■ **What you need to do**
Exactly as they appear, output all of the entries.

■ **Data for the task**
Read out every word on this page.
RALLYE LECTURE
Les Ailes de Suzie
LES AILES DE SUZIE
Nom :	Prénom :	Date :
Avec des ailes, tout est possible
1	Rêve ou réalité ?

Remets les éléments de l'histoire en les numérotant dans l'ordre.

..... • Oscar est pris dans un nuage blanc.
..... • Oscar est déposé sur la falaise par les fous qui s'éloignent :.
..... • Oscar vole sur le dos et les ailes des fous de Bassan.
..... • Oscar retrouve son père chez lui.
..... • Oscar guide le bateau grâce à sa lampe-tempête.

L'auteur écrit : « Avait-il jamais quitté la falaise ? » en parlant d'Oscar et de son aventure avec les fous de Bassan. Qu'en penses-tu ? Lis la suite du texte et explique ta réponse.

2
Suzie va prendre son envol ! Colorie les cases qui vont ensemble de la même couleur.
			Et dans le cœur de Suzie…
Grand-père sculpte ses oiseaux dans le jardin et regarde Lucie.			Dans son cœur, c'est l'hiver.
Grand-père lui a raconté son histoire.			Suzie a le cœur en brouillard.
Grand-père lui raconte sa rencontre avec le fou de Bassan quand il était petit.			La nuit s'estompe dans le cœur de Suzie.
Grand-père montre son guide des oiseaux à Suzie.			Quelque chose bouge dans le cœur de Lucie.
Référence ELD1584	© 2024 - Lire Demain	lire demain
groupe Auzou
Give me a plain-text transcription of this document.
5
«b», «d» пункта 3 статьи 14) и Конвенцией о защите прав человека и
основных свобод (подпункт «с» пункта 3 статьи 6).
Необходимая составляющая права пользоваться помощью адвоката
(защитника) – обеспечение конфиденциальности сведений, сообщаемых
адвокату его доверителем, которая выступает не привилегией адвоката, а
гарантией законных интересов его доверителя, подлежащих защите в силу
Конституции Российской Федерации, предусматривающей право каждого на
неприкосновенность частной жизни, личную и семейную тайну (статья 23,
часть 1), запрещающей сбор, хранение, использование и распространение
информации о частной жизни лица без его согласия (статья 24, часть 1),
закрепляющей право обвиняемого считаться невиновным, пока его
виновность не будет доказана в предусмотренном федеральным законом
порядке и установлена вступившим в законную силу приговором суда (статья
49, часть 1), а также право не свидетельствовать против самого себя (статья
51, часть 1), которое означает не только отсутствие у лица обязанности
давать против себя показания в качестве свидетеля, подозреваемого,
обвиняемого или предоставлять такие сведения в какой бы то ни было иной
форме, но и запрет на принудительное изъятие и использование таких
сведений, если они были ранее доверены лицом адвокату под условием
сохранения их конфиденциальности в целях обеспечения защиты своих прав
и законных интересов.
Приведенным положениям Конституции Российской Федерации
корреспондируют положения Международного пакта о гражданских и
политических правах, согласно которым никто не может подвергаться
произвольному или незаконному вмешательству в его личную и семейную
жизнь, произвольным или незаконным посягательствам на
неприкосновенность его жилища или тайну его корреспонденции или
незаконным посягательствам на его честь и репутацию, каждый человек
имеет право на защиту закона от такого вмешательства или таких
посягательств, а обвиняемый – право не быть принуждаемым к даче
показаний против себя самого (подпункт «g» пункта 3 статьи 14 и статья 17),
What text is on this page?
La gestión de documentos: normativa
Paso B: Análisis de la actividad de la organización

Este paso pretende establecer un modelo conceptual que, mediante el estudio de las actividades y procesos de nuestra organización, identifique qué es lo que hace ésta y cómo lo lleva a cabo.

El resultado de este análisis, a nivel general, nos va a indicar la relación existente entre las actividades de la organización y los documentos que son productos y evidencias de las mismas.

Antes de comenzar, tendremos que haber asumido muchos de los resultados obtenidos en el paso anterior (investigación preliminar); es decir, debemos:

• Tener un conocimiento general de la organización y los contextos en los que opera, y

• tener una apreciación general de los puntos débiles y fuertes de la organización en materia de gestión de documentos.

■ **Answer to the problem**
Read out every word on this page.
RALLYE LECTURE
Les Ailes de Suzie
LES AILES DE SUZIE
Nom :	Prénom :	Date :
Avec des ailes, tout est possible
1	Rêve ou réalité ?

Remets les éléments de l'histoire en les numérotant dans l'ordre.

..... • Oscar est pris dans un nuage blanc.
..... • Oscar est déposé sur la falaise par les fous qui s'éloignent :.
..... • Oscar vole sur le dos et les ailes des fous de Bassan.
..... • Oscar retrouve son père chez lui.
..... • Oscar guide le bateau grâce à sa lampe-tempête.

L'auteur écrit : « Avait-il jamais quitté la falaise ? » en parlant d'Oscar et de son aventure avec les fous de Bassan. Qu'en penses-tu ? Lis la suite du texte et explique ta réponse.

2
Suzie va prendre son envol ! Colorie les cases qui vont ensemble de la même couleur.
			Et dans le cœur de Suzie…
Grand-père sculpte ses oiseaux dans le jardin et regarde Lucie.			Dans son cœur, c'est l'hiver.
Grand-père lui a raconté son histoire.			Suzie a le cœur en brouillard.
Grand-père lui raconte sa rencontre avec le fou de Bassan quand il était petit.			La nuit s'estompe dans le cœur de Suzie.
Grand-père montre son guide des oiseaux à Suzie.			Quelque chose bouge dans le cœur de Lucie.
Référence ELD1584	© 2024 - Lire Demain	lire demain
groupe Auzou
Give me a plain-text transcription of this document.
5
«b», «d» пункта 3 статьи 14) и Конвенцией о защите прав человека и
основных свобод (подпункт «с» пункта 3 статьи 6).
Необходимая составляющая права пользоваться помощью адвоката
(защитника) – обеспечение конфиденциальности сведений, сообщаемых
адвокату его доверителем, которая выступает не привилегией адвоката, а
гарантией законных интересов его доверителя, подлежащих защите в силу
Конституции Российской Федерации, предусматривающей право каждого на
неприкосновенность частной жизни, личную и семейную тайну (статья 23,
часть 1), запрещающей сбор, хранение, использование и распространение
информации о частной жизни лица без его согласия (статья 24, часть 1),
закрепляющей право обвиняемого считаться невиновным, пока его
виновность не будет доказана в предусмотренном федеральным законом
порядке и установлена вступившим в законную силу приговором суда (статья
49, часть 1), а также право не свидетельствовать против самого себя (статья
51, часть 1), которое означает не только отсутствие у лица обязанности
давать против себя показания в качестве свидетеля, подозреваемого,
обвиняемого или предоставлять такие сведения в какой бы то ни было иной
форме, но и запрет на принудительное изъятие и использование таких
сведений, если они были ранее доверены лицом адвокату под условием
сохранения их конфиденциальности в целях обеспечения защиты своих прав
и законных интересов.
Приведенным положениям Конституции Российской Федерации
корреспондируют положения Международного пакта о гражданских и
политических правах, согласно которым никто не может подвергаться
произвольному или незаконному вмешательству в его личную и семейную
жизнь, произвольным или незаконным посягательствам на
неприкосновенность его жилища или тайну его корреспонденции или
незаконным посягательствам на его честь и репутацию, каждый человек
имеет право на защиту закона от такого вмешательства или таких
посягательств, а обвиняемый – право не быть принуждаемым к даче
показаний против себя самого (подпункт «g» пункта 3 статьи 14 и статья 17),
What text is on this page?
La gestión de documentos: normativa
Paso B: Análisis de la actividad de la organización

Este paso pretende establecer un modelo conceptual que, mediante el estudio de las actividades y procesos de nuestra organización, identifique qué es lo que hace ésta y cómo lo lleva a cabo.

El resultado de este análisis, a nivel general, nos va a indicar la relación existente entre las actividades de la organización y los documentos que son productos y evidencias de las mismas.

Antes de comenzar, tendremos que haber asumido muchos de los resultados obtenidos en el paso anterior (investigación preliminar); es decir, debemos:

• Tener un conocimiento general de la organización y los contextos en los que opera, y

• tener una apreciación general de los puntos débiles y fuertes de la organización en materia de gestión de documentos.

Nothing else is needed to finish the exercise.